Information shown ▸
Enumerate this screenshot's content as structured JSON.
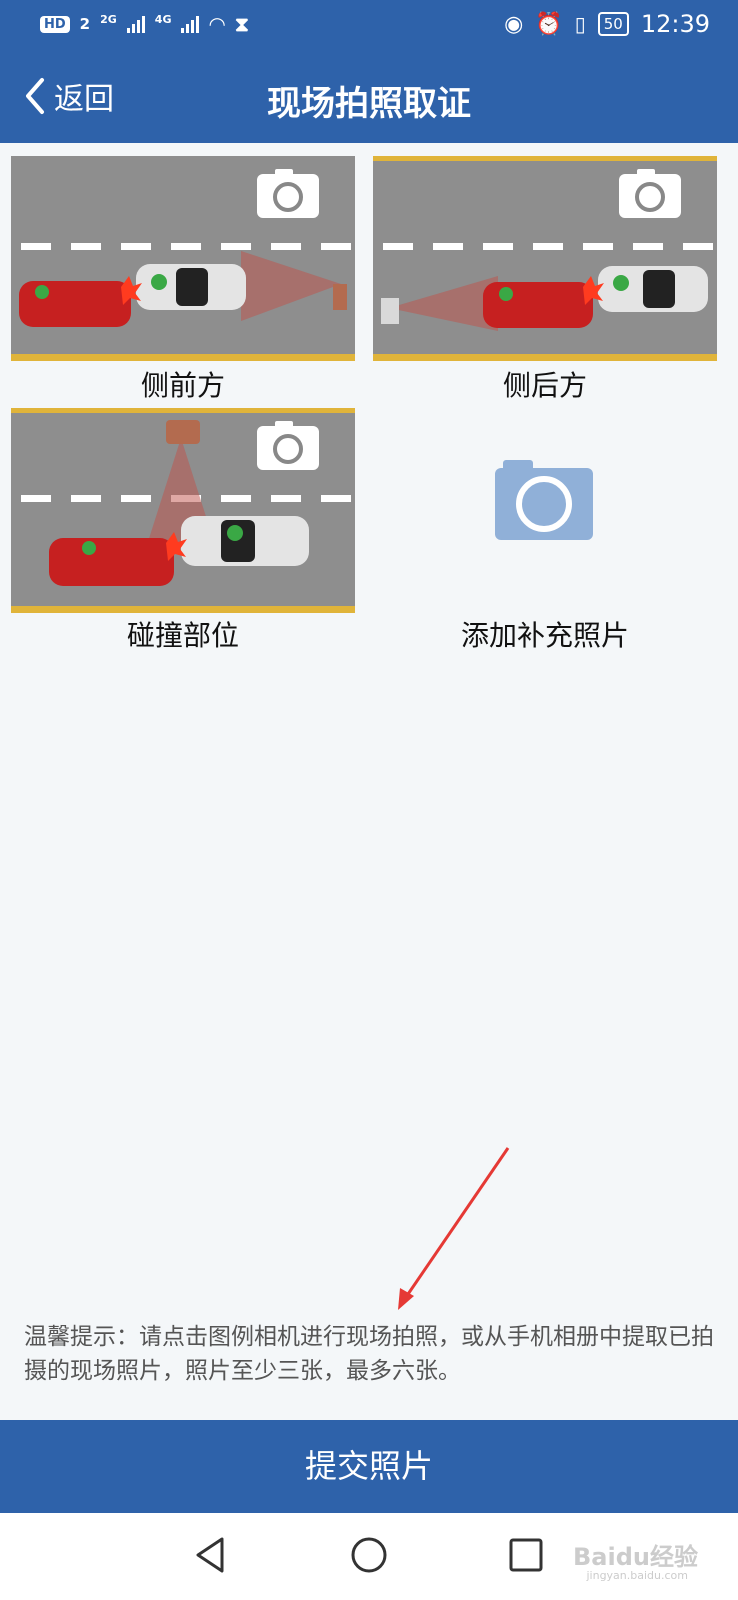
{
  "status_bar": {
    "left": [
      "HD",
      "2",
      "2G",
      "4G"
    ],
    "battery": "50",
    "time": "12:39"
  },
  "header": {
    "back_label": "返回",
    "title": "现场拍照取证"
  },
  "photos": [
    {
      "label": "侧前方"
    },
    {
      "label": "侧后方"
    },
    {
      "label": "碰撞部位"
    },
    {
      "label": "添加补充照片"
    }
  ],
  "tip": "温馨提示：请点击图例相机进行现场拍照，或从手机相册中提取已拍摄的现场照片，照片至少三张，最多六张。",
  "submit_label": "提交照片",
  "watermark": {
    "brand": "Baidu经验",
    "url": "jingyan.baidu.com"
  },
  "colors": {
    "primary": "#2e62aa",
    "road": "#8e8e8e",
    "camera_add": "#90b0d8",
    "arrow": "#e53935"
  }
}
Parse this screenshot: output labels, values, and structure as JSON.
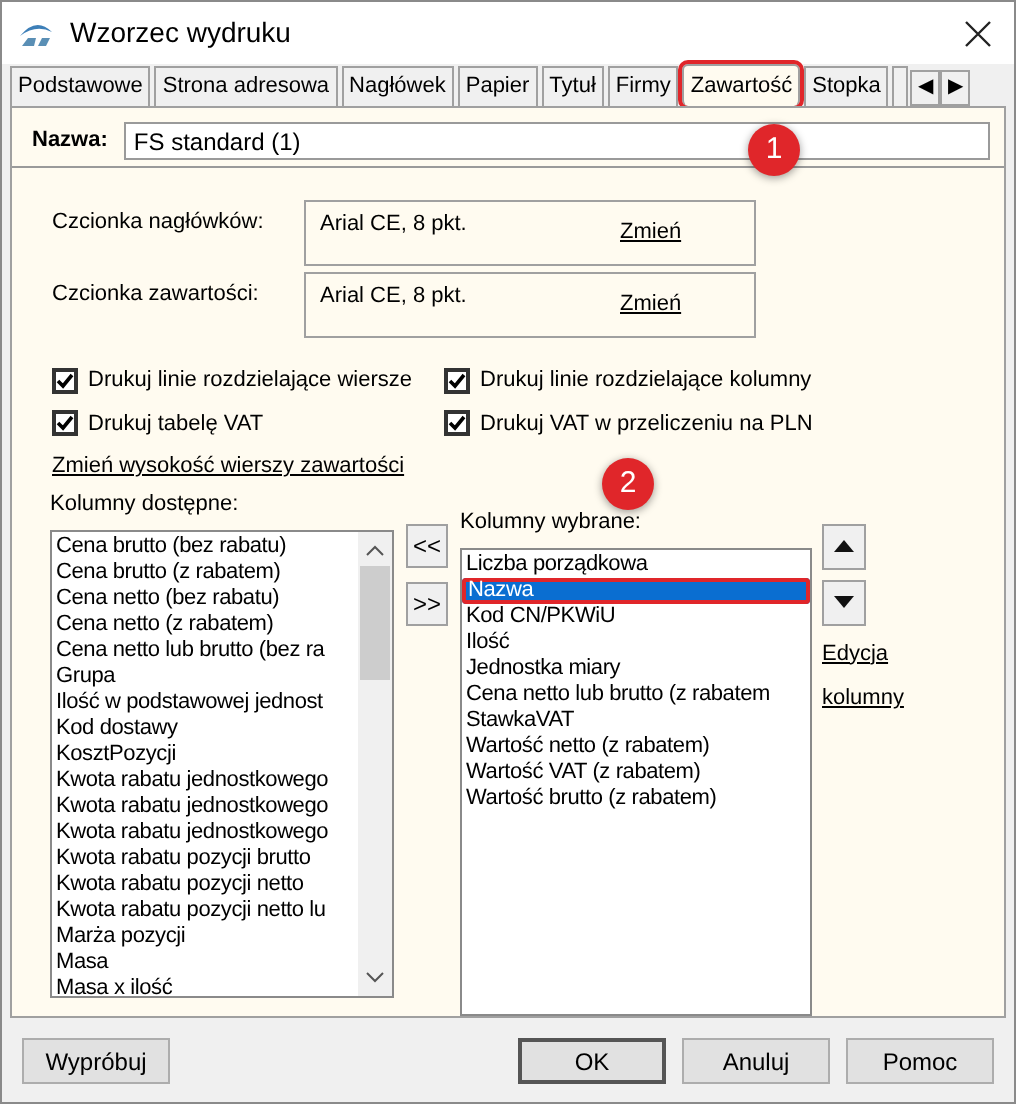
{
  "window": {
    "title": "Wzorzec wydruku"
  },
  "tabs": [
    {
      "label": "Podstawowe",
      "selected": false
    },
    {
      "label": "Strona adresowa",
      "selected": false
    },
    {
      "label": "Nagłówek",
      "selected": false
    },
    {
      "label": "Papier",
      "selected": false
    },
    {
      "label": "Tytuł",
      "selected": false
    },
    {
      "label": "Firmy",
      "selected": false
    },
    {
      "label": "Zawartość",
      "selected": true
    },
    {
      "label": "Stopka",
      "selected": false
    }
  ],
  "tab_scroll": [
    "◀",
    "▶"
  ],
  "annotations": [
    "1",
    "2"
  ],
  "name_field": {
    "label": "Nazwa:",
    "value": "FS standard (1)"
  },
  "fonts": [
    {
      "label": "Czcionka nagłówków:",
      "value": "Arial CE, 8 pkt.",
      "link": "Zmień"
    },
    {
      "label": "Czcionka zawartości:",
      "value": "Arial CE, 8 pkt.",
      "link": "Zmień"
    }
  ],
  "checkboxes": [
    {
      "label": "Drukuj linie rozdzielające wiersze",
      "checked": true
    },
    {
      "label": "Drukuj linie rozdzielające kolumny",
      "checked": true
    },
    {
      "label": "Drukuj tabelę VAT",
      "checked": true
    },
    {
      "label": "Drukuj VAT w przeliczeniu na PLN",
      "checked": true
    }
  ],
  "row_height_link": "Zmień wysokość wierszy zawartości",
  "available_columns": {
    "label": "Kolumny dostępne:",
    "items": [
      "Cena brutto (bez rabatu)",
      "Cena brutto (z rabatem)",
      "Cena netto (bez rabatu)",
      "Cena netto (z rabatem)",
      "Cena netto lub brutto (bez ra",
      "Grupa",
      "Ilość w podstawowej jednost",
      "Kod dostawy",
      "KosztPozycji",
      "Kwota rabatu jednostkowego",
      "Kwota rabatu jednostkowego",
      "Kwota rabatu jednostkowego",
      "Kwota rabatu pozycji brutto",
      "Kwota rabatu pozycji netto",
      "Kwota rabatu pozycji netto lu",
      "Marża pozycji",
      "Masa",
      "Masa x ilość"
    ]
  },
  "move_buttons": [
    "<<",
    ">>"
  ],
  "selected_columns": {
    "label": "Kolumny wybrane:",
    "items": [
      {
        "label": "Liczba porządkowa",
        "selected": false
      },
      {
        "label": "Nazwa",
        "selected": true
      },
      {
        "label": "Kod CN/PKWiU",
        "selected": false
      },
      {
        "label": "Ilość",
        "selected": false
      },
      {
        "label": "Jednostka miary",
        "selected": false
      },
      {
        "label": "Cena netto lub brutto (z rabatem",
        "selected": false
      },
      {
        "label": "StawkaVAT",
        "selected": false
      },
      {
        "label": "Wartość netto (z rabatem)",
        "selected": false
      },
      {
        "label": "Wartość VAT (z rabatem)",
        "selected": false
      },
      {
        "label": "Wartość brutto (z rabatem)",
        "selected": false
      }
    ]
  },
  "edit_link": [
    "Edycja",
    "kolumny"
  ],
  "footer_buttons": [
    {
      "label": "Wypróbuj",
      "default": false
    },
    {
      "label": "OK",
      "default": true
    },
    {
      "label": "Anuluj",
      "default": false
    },
    {
      "label": "Pomoc",
      "default": false
    }
  ]
}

Short exercise ▸
Look through the records and gather every line containing "brutto".

Full response ▸
      "Cena brutto (bez rabatu)",
      "Cena brutto (z rabatem)",
      "Cena netto lub brutto (bez ra",
      "Kwota rabatu pozycji brutto",
        "label": "Cena netto lub brutto (z rabatem",
        "label": "Wartość brutto (z rabatem)",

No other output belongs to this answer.